» SHORT PROBLEM
Every record should be copied exactly, except that pictures are to be omitted.

» DATA SHOWN
----------------

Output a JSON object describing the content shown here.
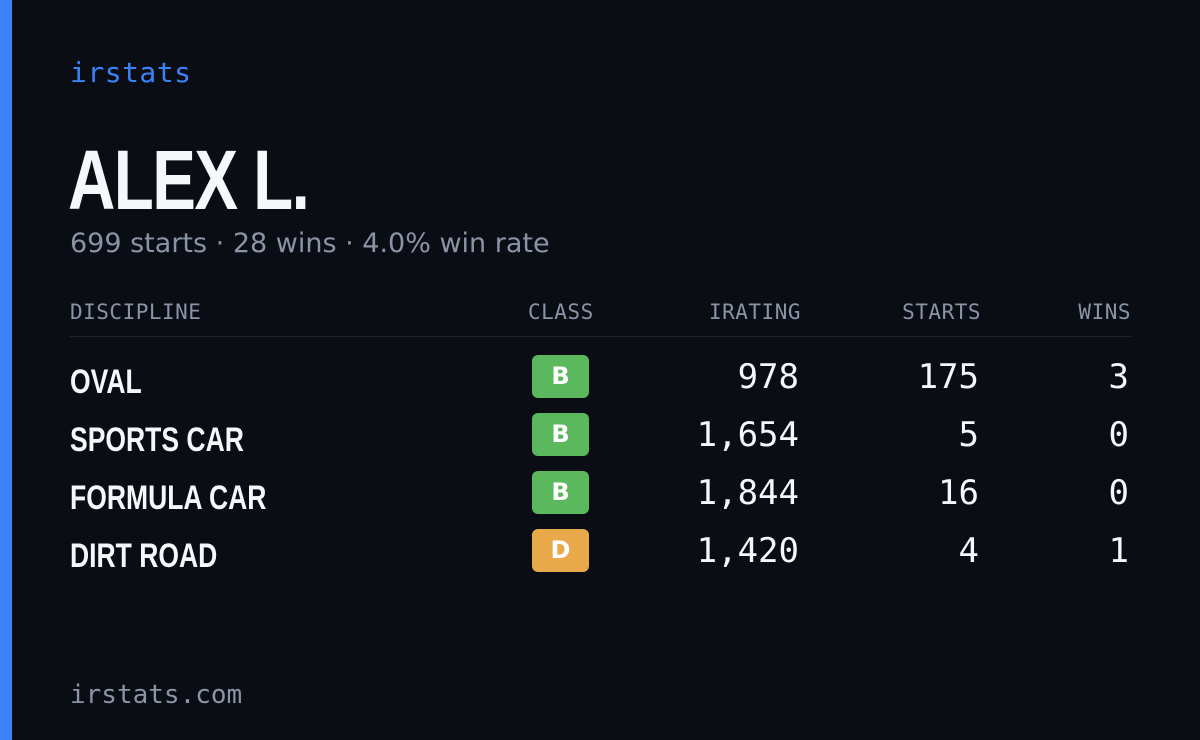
{
  "brand": "irstats",
  "player": {
    "name": "ALEX L.",
    "summary": "699 starts · 28 wins · 4.0% win rate"
  },
  "table": {
    "headers": {
      "discipline": "DISCIPLINE",
      "class": "CLASS",
      "irating": "IRATING",
      "starts": "STARTS",
      "wins": "WINS"
    },
    "rows": [
      {
        "discipline": "OVAL",
        "class": "B",
        "class_color": "#5cb85c",
        "irating": "978",
        "starts": "175",
        "wins": "3"
      },
      {
        "discipline": "SPORTS CAR",
        "class": "B",
        "class_color": "#5cb85c",
        "irating": "1,654",
        "starts": "5",
        "wins": "0"
      },
      {
        "discipline": "FORMULA CAR",
        "class": "B",
        "class_color": "#5cb85c",
        "irating": "1,844",
        "starts": "16",
        "wins": "0"
      },
      {
        "discipline": "DIRT ROAD",
        "class": "D",
        "class_color": "#e8a94a",
        "irating": "1,420",
        "starts": "4",
        "wins": "1"
      }
    ]
  },
  "footer": "irstats.com",
  "colors": {
    "accent": "#3b82f6",
    "background": "#0a0d14",
    "muted_text": "#8a94a6",
    "class_b": "#5cb85c",
    "class_d": "#e8a94a"
  }
}
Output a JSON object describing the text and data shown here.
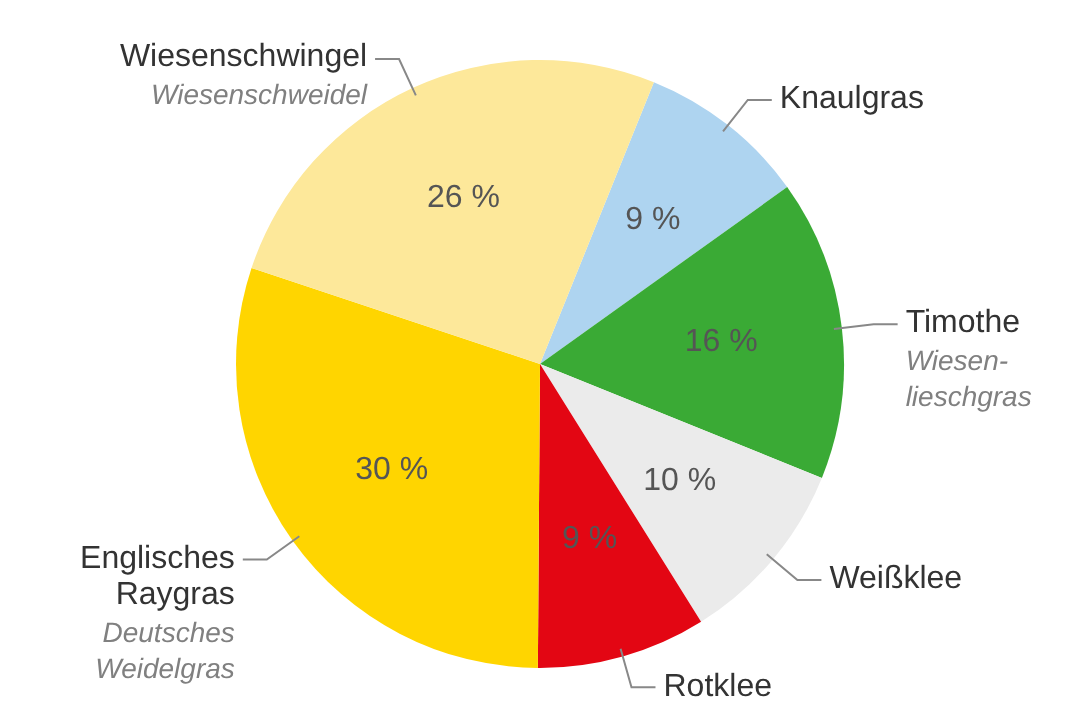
{
  "chart_data": {
    "type": "pie",
    "categories": [
      "Knaulgras",
      "Timothe",
      "Weißklee",
      "Rotklee",
      "Englisches Raygras",
      "Wiesenschwingel"
    ],
    "values": [
      9,
      16,
      10,
      9,
      30,
      26
    ],
    "colors": [
      "#aed4f0",
      "#3aaa35",
      "#ebebeb",
      "#e30613",
      "#ffd500",
      "#fde89a"
    ],
    "value_labels": [
      "9 %",
      "16 %",
      "10 %",
      "9 %",
      "30 %",
      "26 %"
    ],
    "annotations": [
      {
        "text": "Wiesen-lieschgras",
        "x": "Timothe"
      },
      {
        "text": "Deutsches Weidelgras",
        "x": "Englisches Raygras"
      },
      {
        "text": "Wiesenschweidel",
        "x": "Wiesenschwingel"
      }
    ],
    "legend": false
  }
}
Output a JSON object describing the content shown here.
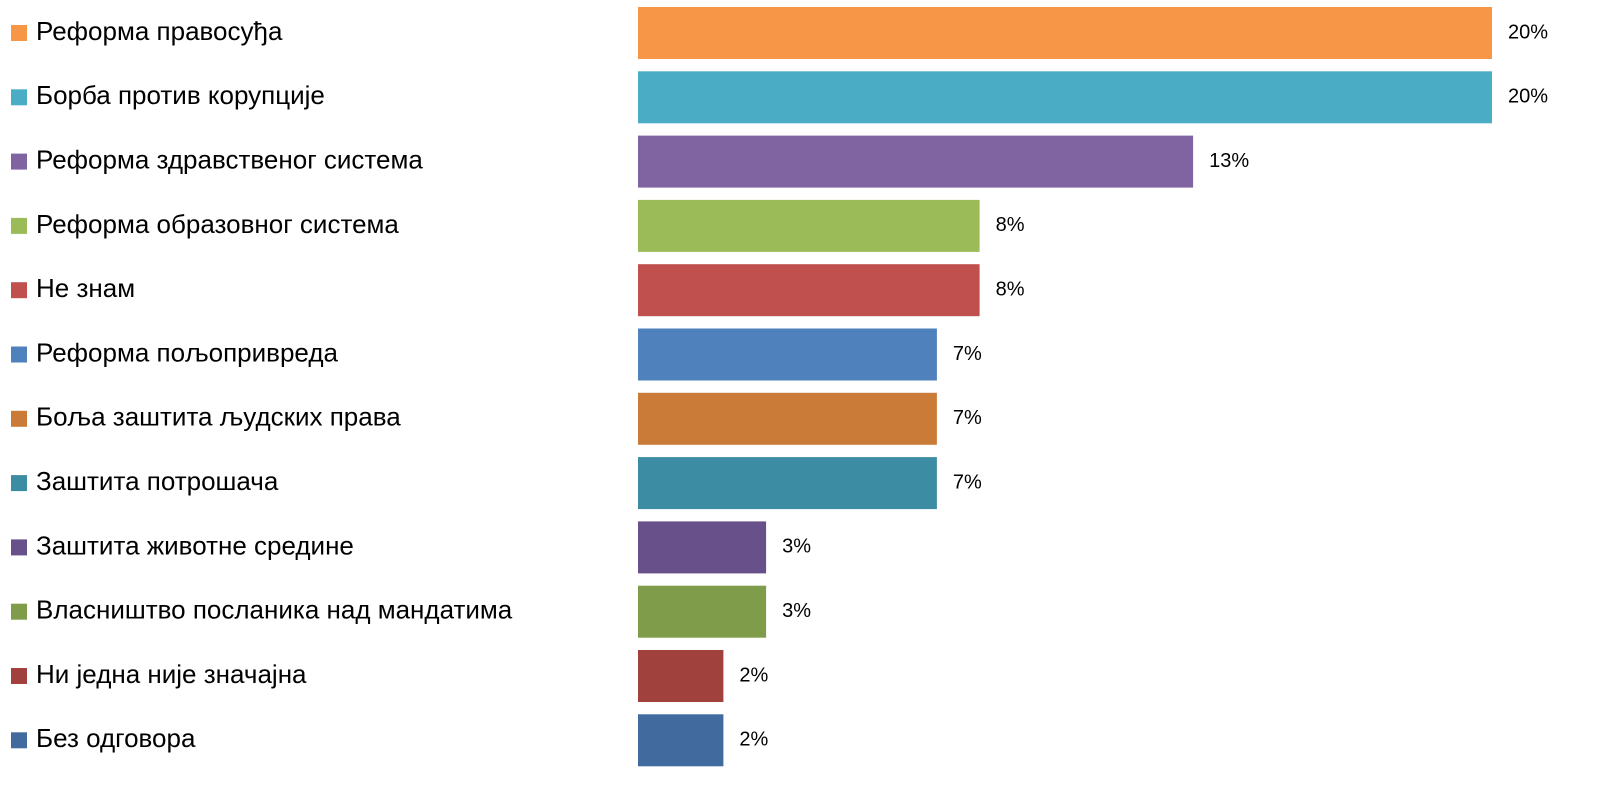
{
  "chart_data": {
    "type": "bar",
    "orientation": "horizontal",
    "categories": [
      "Реформа правосуђа",
      "Борба против корупције",
      "Реформа здравственог система",
      "Реформа образовног система",
      "Не знам",
      "Реформа пољопривреда",
      "Боља заштита људских права",
      "Заштита потрошача",
      "Заштита животне средине",
      "Власништво посланика над мандатима",
      "Ни једна није значајна",
      "Без одговора"
    ],
    "values": [
      20,
      20,
      13,
      8,
      8,
      7,
      7,
      7,
      3,
      3,
      2,
      2
    ],
    "value_labels": [
      "20%",
      "20%",
      "13%",
      "8%",
      "8%",
      "7%",
      "7%",
      "7%",
      "3%",
      "3%",
      "2%",
      "2%"
    ],
    "colors": [
      "#f79646",
      "#4bacc6",
      "#8064a2",
      "#9bbb59",
      "#c0504d",
      "#4f81bd",
      "#cb7b38",
      "#3c8da3",
      "#68518a",
      "#7e9c4a",
      "#a0413e",
      "#416b9e"
    ]
  }
}
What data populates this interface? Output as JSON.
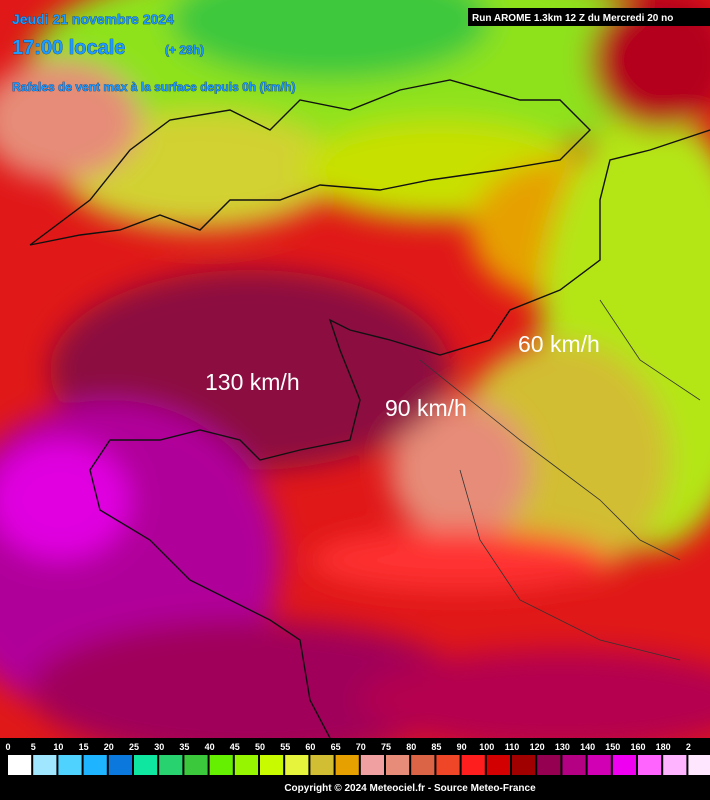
{
  "header": {
    "date": "Jeudi 21 novembre 2024",
    "time": "17:00 locale",
    "lead": "(+ 28h)",
    "subtitle": "Rafales de vent max à la surface depuis 0h (km/h)",
    "run": "Run AROME 1.3km 12 Z du Mercredi 20 no"
  },
  "annotations": [
    "130 km/h",
    "90 km/h",
    "60 km/h"
  ],
  "legend": [
    {
      "label": "0",
      "color": "#ffffff"
    },
    {
      "label": "5",
      "color": "#a0e6ff"
    },
    {
      "label": "10",
      "color": "#50d2ff"
    },
    {
      "label": "15",
      "color": "#1eb4ff"
    },
    {
      "label": "20",
      "color": "#0a78dc"
    },
    {
      "label": "25",
      "color": "#0fe6a0"
    },
    {
      "label": "30",
      "color": "#28d26e"
    },
    {
      "label": "35",
      "color": "#3cc83c"
    },
    {
      "label": "40",
      "color": "#64f000"
    },
    {
      "label": "45",
      "color": "#96f500"
    },
    {
      "label": "50",
      "color": "#c8fa00"
    },
    {
      "label": "55",
      "color": "#e6f53c"
    },
    {
      "label": "60",
      "color": "#d2be32"
    },
    {
      "label": "65",
      "color": "#e6a000"
    },
    {
      "label": "70",
      "color": "#f0a0a0"
    },
    {
      "label": "75",
      "color": "#e68c78"
    },
    {
      "label": "80",
      "color": "#dc6446"
    },
    {
      "label": "85",
      "color": "#f04628"
    },
    {
      "label": "90",
      "color": "#ff1e1e"
    },
    {
      "label": "100",
      "color": "#d20000"
    },
    {
      "label": "110",
      "color": "#a00000"
    },
    {
      "label": "120",
      "color": "#960050"
    },
    {
      "label": "130",
      "color": "#b40082"
    },
    {
      "label": "140",
      "color": "#d200b4"
    },
    {
      "label": "150",
      "color": "#f000f0"
    },
    {
      "label": "160",
      "color": "#ff64ff"
    },
    {
      "label": "180",
      "color": "#ffb4ff"
    },
    {
      "label": "2",
      "color": "#ffe6ff"
    }
  ],
  "footer": "Copyright © 2024 Meteociel.fr - Source Meteo-France"
}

----------------

» ANSWER TO THE PROBLEM
Output a JSON object describing the content shown here.
{
  "brand": "irstats",
  "player": {
    "name": "ALEX L.",
    "summary": "699 starts · 28 wins · 4.0% win rate"
  },
  "table": {
    "headers": {
      "discipline": "DISCIPLINE",
      "class": "CLASS",
      "irating": "IRATING",
      "starts": "STARTS",
      "wins": "WINS"
    },
    "rows": [
      {
        "discipline": "OVAL",
        "class": "B",
        "class_color": "#5cb85c",
        "irating": "978",
        "starts": "175",
        "wins": "3"
      },
      {
        "discipline": "SPORTS CAR",
        "class": "B",
        "class_color": "#5cb85c",
        "irating": "1,654",
        "starts": "5",
        "wins": "0"
      },
      {
        "discipline": "FORMULA CAR",
        "class": "B",
        "class_color": "#5cb85c",
        "irating": "1,844",
        "starts": "16",
        "wins": "0"
      },
      {
        "discipline": "DIRT ROAD",
        "class": "D",
        "class_color": "#e8a94a",
        "irating": "1,420",
        "starts": "4",
        "wins": "1"
      }
    ]
  },
  "footer": "irstats.com",
  "colors": {
    "accent": "#3b82f6",
    "background": "#0a0d14",
    "muted_text": "#8a94a6",
    "class_b": "#5cb85c",
    "class_d": "#e8a94a"
  }
}
Output a JSON object describing the text and data shown here.
{
  "chart_data": {
    "type": "pie",
    "categories": [
      "Knaulgras",
      "Timothe",
      "Weißklee",
      "Rotklee",
      "Englisches Raygras",
      "Wiesenschwingel"
    ],
    "values": [
      9,
      16,
      10,
      9,
      30,
      26
    ],
    "colors": [
      "#aed4f0",
      "#3aaa35",
      "#ebebeb",
      "#e30613",
      "#ffd500",
      "#fde89a"
    ],
    "value_labels": [
      "9 %",
      "16 %",
      "10 %",
      "9 %",
      "30 %",
      "26 %"
    ],
    "annotations": [
      {
        "text": "Wiesen-lieschgras",
        "x": "Timothe"
      },
      {
        "text": "Deutsches Weidelgras",
        "x": "Englisches Raygras"
      },
      {
        "text": "Wiesenschweidel",
        "x": "Wiesenschwingel"
      }
    ],
    "legend": false
  }
}
Output a JSON object describing the content shown here.
{
  "chart_data": {
    "type": "bar",
    "orientation": "horizontal",
    "categories": [
      "Реформа правосуђа",
      "Борба против корупције",
      "Реформа здравственог система",
      "Реформа образовног система",
      "Не знам",
      "Реформа пољопривреда",
      "Боља заштита људских права",
      "Заштита потрошача",
      "Заштита животне средине",
      "Власништво посланика над мандатима",
      "Ни једна није значајна",
      "Без одговора"
    ],
    "values": [
      20,
      20,
      13,
      8,
      8,
      7,
      7,
      7,
      3,
      3,
      2,
      2
    ],
    "value_labels": [
      "20%",
      "20%",
      "13%",
      "8%",
      "8%",
      "7%",
      "7%",
      "7%",
      "3%",
      "3%",
      "2%",
      "2%"
    ],
    "colors": [
      "#f79646",
      "#4bacc6",
      "#8064a2",
      "#9bbb59",
      "#c0504d",
      "#4f81bd",
      "#cb7b38",
      "#3c8da3",
      "#68518a",
      "#7e9c4a",
      "#a0413e",
      "#416b9e"
    ]
  }
}
What data populates this interface? Output as JSON.
{
  "header": {
    "date": "Jeudi 21 novembre 2024",
    "time": "17:00 locale",
    "lead": "(+ 28h)",
    "subtitle": "Rafales de vent max à la surface depuis 0h (km/h)",
    "run": "Run AROME 1.3km 12 Z du Mercredi 20 no"
  },
  "annotations": [
    "130 km/h",
    "90 km/h",
    "60 km/h"
  ],
  "legend": [
    {
      "label": "0",
      "color": "#ffffff"
    },
    {
      "label": "5",
      "color": "#a0e6ff"
    },
    {
      "label": "10",
      "color": "#50d2ff"
    },
    {
      "label": "15",
      "color": "#1eb4ff"
    },
    {
      "label": "20",
      "color": "#0a78dc"
    },
    {
      "label": "25",
      "color": "#0fe6a0"
    },
    {
      "label": "30",
      "color": "#28d26e"
    },
    {
      "label": "35",
      "color": "#3cc83c"
    },
    {
      "label": "40",
      "color": "#64f000"
    },
    {
      "label": "45",
      "color": "#96f500"
    },
    {
      "label": "50",
      "color": "#c8fa00"
    },
    {
      "label": "55",
      "color": "#e6f53c"
    },
    {
      "label": "60",
      "color": "#d2be32"
    },
    {
      "label": "65",
      "color": "#e6a000"
    },
    {
      "label": "70",
      "color": "#f0a0a0"
    },
    {
      "label": "75",
      "color": "#e68c78"
    },
    {
      "label": "80",
      "color": "#dc6446"
    },
    {
      "label": "85",
      "color": "#f04628"
    },
    {
      "label": "90",
      "color": "#ff1e1e"
    },
    {
      "label": "100",
      "color": "#d20000"
    },
    {
      "label": "110",
      "color": "#a00000"
    },
    {
      "label": "120",
      "color": "#960050"
    },
    {
      "label": "130",
      "color": "#b40082"
    },
    {
      "label": "140",
      "color": "#d200b4"
    },
    {
      "label": "150",
      "color": "#f000f0"
    },
    {
      "label": "160",
      "color": "#ff64ff"
    },
    {
      "label": "180",
      "color": "#ffb4ff"
    },
    {
      "label": "2",
      "color": "#ffe6ff"
    }
  ],
  "footer": "Copyright © 2024 Meteociel.fr - Source Meteo-France"
}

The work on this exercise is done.